What to do: Report how many lines contain "image", with no other words.

++++++++++++++++++++

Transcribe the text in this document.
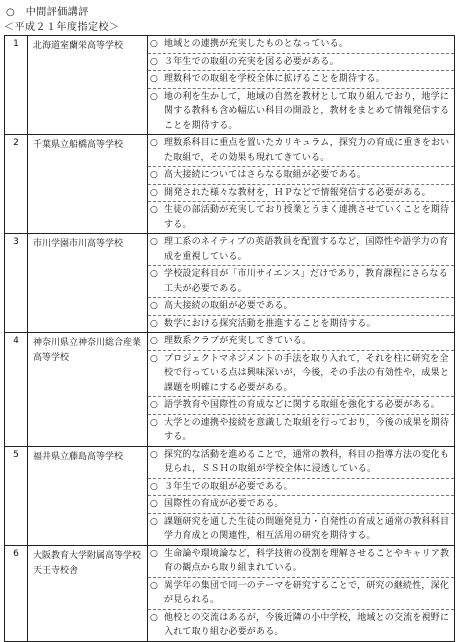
○　中間評価講評
＜平成２１年度指定校＞
1	北海道室蘭栄高等学校	○ 地域との連携が充実したものとなっている。
○ ３年生での取組の充実を図る必要がある。
○ 理数科での取組を学校全体に拡げることを期待する。
○ 地の利を生かして，地域の自然を教材として取り組んでおり，地学に関する教科も含め幅広い科目の開設と，教材をまとめて情報発信することを期待する。
2	千葉県立船橋高等学校	○ 理数系科目に重点を置いたカリキュラム，探究力の育成に重きをおいた取組で，その効果も現れてきている。
○ 高大接続についてはさらなる取組が必要である。
○ 開発された様々な教材を，ＨＰなどで情報発信する必要がある。
○ 生徒の部活動が充実しており授業とうまく連携させていくことを期待する。
3	市川学園市川高等学校	○ 理工系のネイティブの英語教員を配置するなど，国際性や語学力の育成を重視している。
○ 学校設定科目が「市川サイエンス」だけであり，教育課程にさらなる工夫が必要である。
○ 高大接続の取組が必要である。
○ 数学における探究活動を推進することを期待する。
4	神奈川県立神奈川総合産業高等学校
○ 理数系クラブが充実してきている。
○ プロジェクトマネジメントの手法を取り入れて，それを柱に研究を全校で行っている点は興味深いが，今後，その手法の有効性や，成果と課題を明確にする必要がある。
○ 語学教育や国際性の育成などに関する取組を強化する必要がある。
○ 大学との連携や接続を意識した取組を行っており，今後の成果を期待する。
5	福井県立藤島高等学校	○ 探究的な活動を進めることで，通常の教科，科目の指導方法の変化も見られ，ＳＳＨの取組が学校全体に浸透している。
○ ３年生での取組が必要である。
○ 国際性の育成が必要である。
○ 課題研究を通した生徒の問題発見力・自発性の育成と通常の教科科目学力育成との関連性，相互活用の研究を期待する。
6	大阪教育大学附属高等学校天王寺校舎
○ 生命論や環境論など，科学技術の役割を理解させることやキャリア教育の観点から取り組まれている。
○ 異学年の集団で同一のテーマを研究することで，研究の継続性，深化が見られる。
○ 他校との交流はあるが，今後近隣の小中学校，地域との交流を視野に入れて取り組む必要がある。
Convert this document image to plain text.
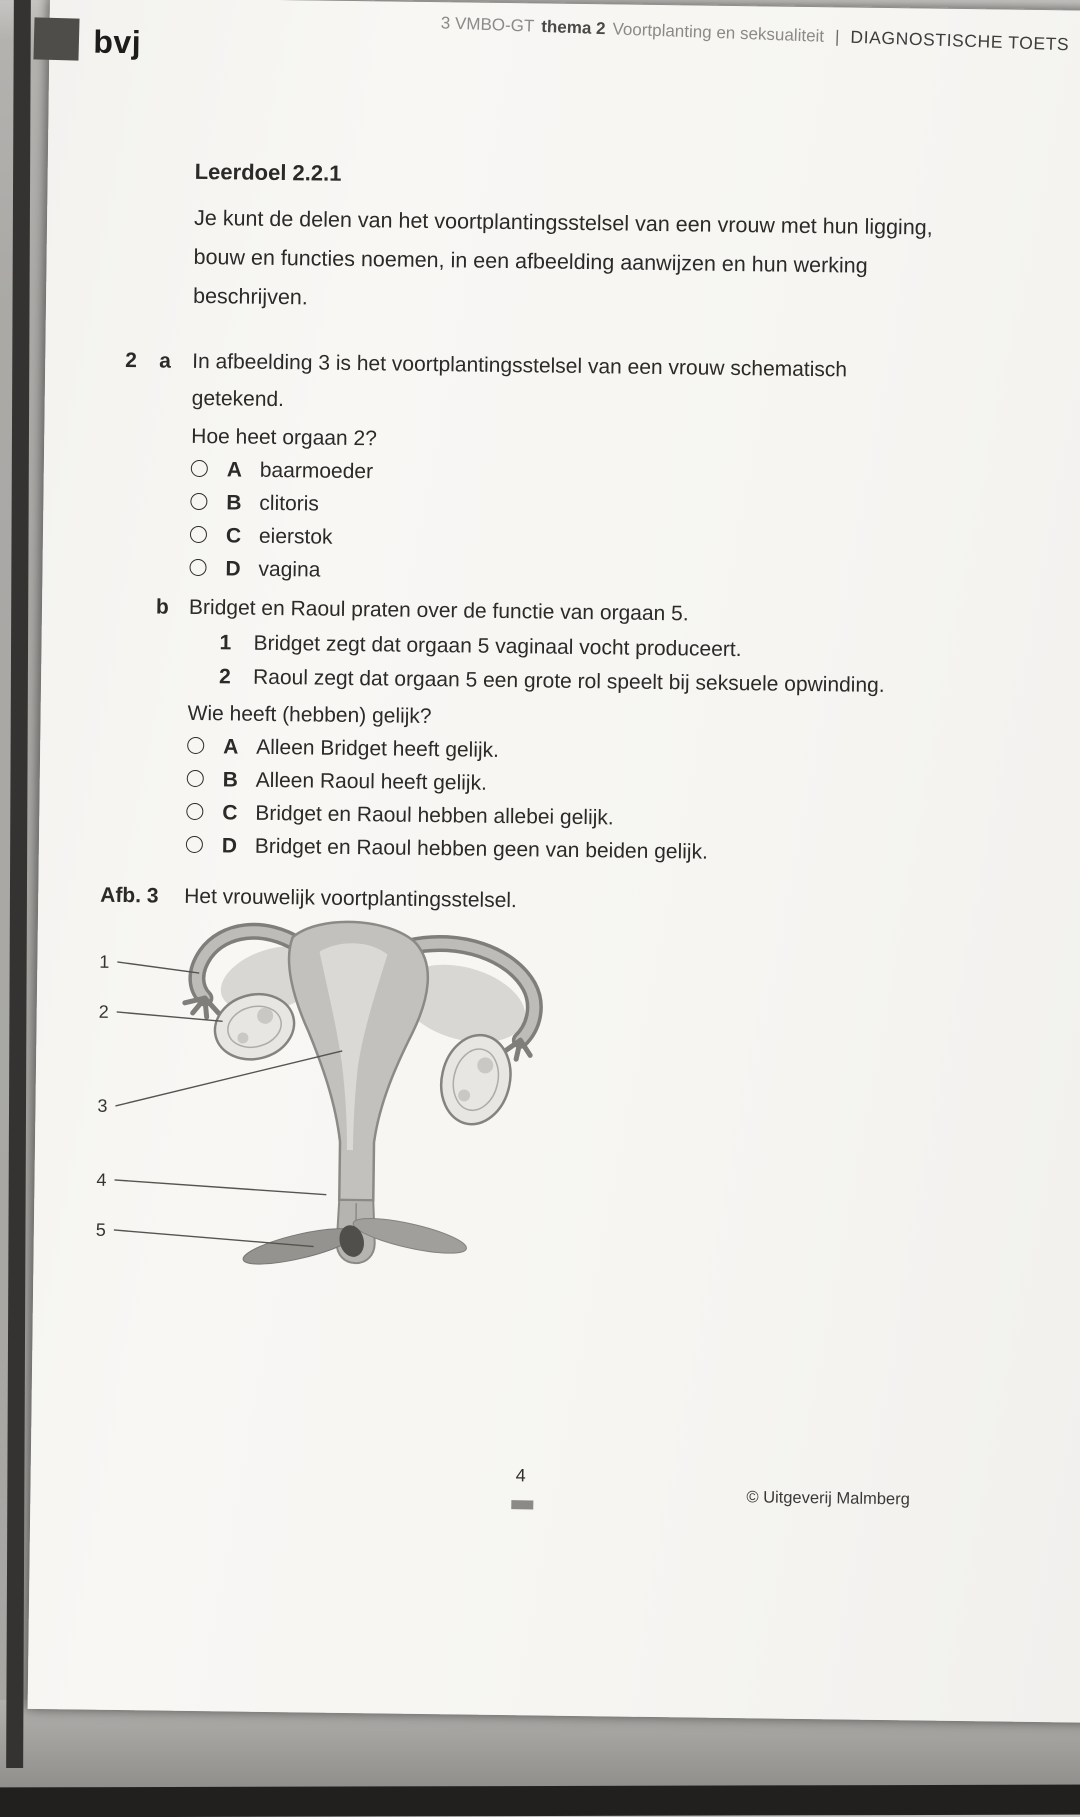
bvj	3 VMBO-GT thema 2 Voortplanting en seksualiteit | DIAGNOSTISCHE TOETS
Leerdoel 2.2.1
Je kunt de delen van het voortplantingsstelsel van een vrouw met hun ligging, bouw en functies noemen, in een afbeelding aanwijzen en hun werking beschrijven.
2	a	In afbeelding 3 is het voortplantingsstelsel van een vrouw schematisch getekend.
Hoe heet orgaan 2?
A baarmoeder
B clitoris
C eierstok
D vagina
b Bridget en Raoul praten over de functie van orgaan 5.
1	Bridget zegt dat orgaan 5 vaginaal vocht produceert.
2	Raoul zegt dat orgaan 5 een grote rol speelt bij seksuele opwinding.
Wie heeft (hebben) gelijk?
A Alleen Bridget heeft gelijk.
B Alleen Raoul heeft gelijk.
C Bridget en Raoul hebben allebei gelijk.
D Bridget en Raoul hebben geen van beiden gelijk.
Afb. 3	Het vrouwelijk voortplantingsstelsel.
1
2
3
4
5
4
© Uitgeverij Malmberg
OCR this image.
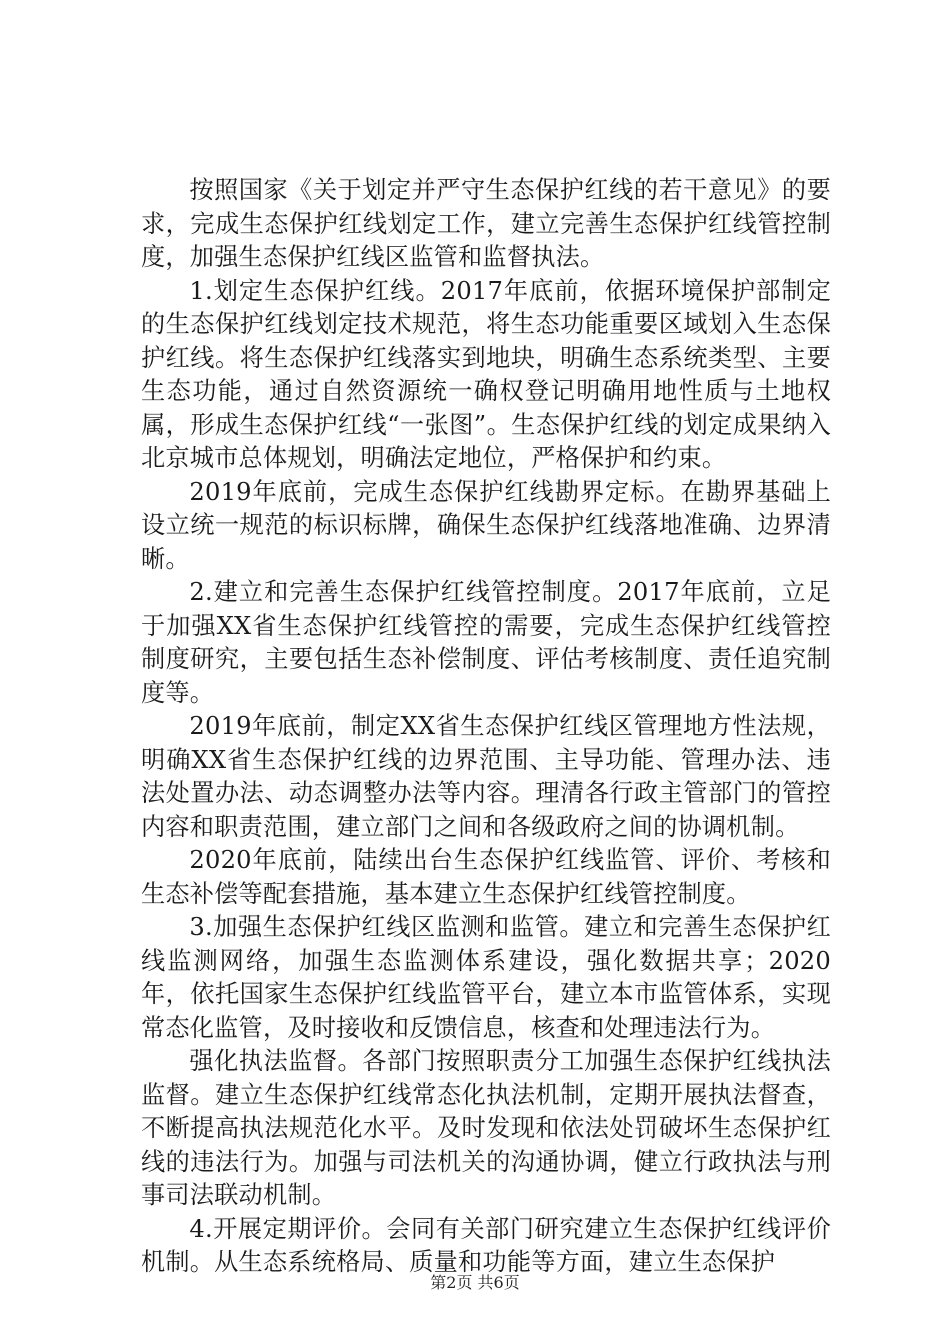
按照国家《关于划定并严守生态保护红线的若干意见》的要求，完成生态保护红线划定工作，建立完善生态保护红线管控制度，加强生态保护红线区监管和监督执法。

1.划定生态保护红线。2017年底前，依据环境保护部制定的生态保护红线划定技术规范，将生态功能重要区域划入生态保护红线。将生态保护红线落实到地块，明确生态系统类型、主要生态功能，通过自然资源统一确权登记明确用地性质与土地权属，形成生态保护红线“一张图”。生态保护红线的划定成果纳入北京城市总体规划，明确法定地位，严格保护和约束。

2019年底前，完成生态保护红线勘界定标。在勘界基础上设立统一规范的标识标牌，确保生态保护红线落地准确、边界清晰。

2.建立和完善生态保护红线管控制度。2017年底前，立足于加强XX省生态保护红线管控的需要，完成生态保护红线管控制度研究，主要包括生态补偿制度、评估考核制度、责任追究制度等。

2019年底前，制定XX省生态保护红线区管理地方性法规，明确XX省生态保护红线的边界范围、主导功能、管理办法、违法处置办法、动态调整办法等内容。理清各行政主管部门的管控内容和职责范围，建立部门之间和各级政府之间的协调机制。

2020年底前，陆续出台生态保护红线监管、评价、考核和生态补偿等配套措施，基本建立生态保护红线管控制度。

3.加强生态保护红线区监测和监管。建立和完善生态保护红线监测网络，加强生态监测体系建设，强化数据共享；2020年，依托国家生态保护红线监管平台，建立本市监管体系，实现常态化监管，及时接收和反馈信息，核查和处理违法行为。

强化执法监督。各部门按照职责分工加强生态保护红线执法监督。建立生态保护红线常态化执法机制，定期开展执法督查，不断提高执法规范化水平。及时发现和依法处罚破坏生态保护红线的违法行为。加强与司法机关的沟通协调，健立行政执法与刑事司法联动机制。

4.开展定期评价。会同有关部门研究建立生态保护红线评价机制。从生态系统格局、质量和功能等方面，建立生态保护

第2页 共6页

++++++++++++++++++++

Right answer: 2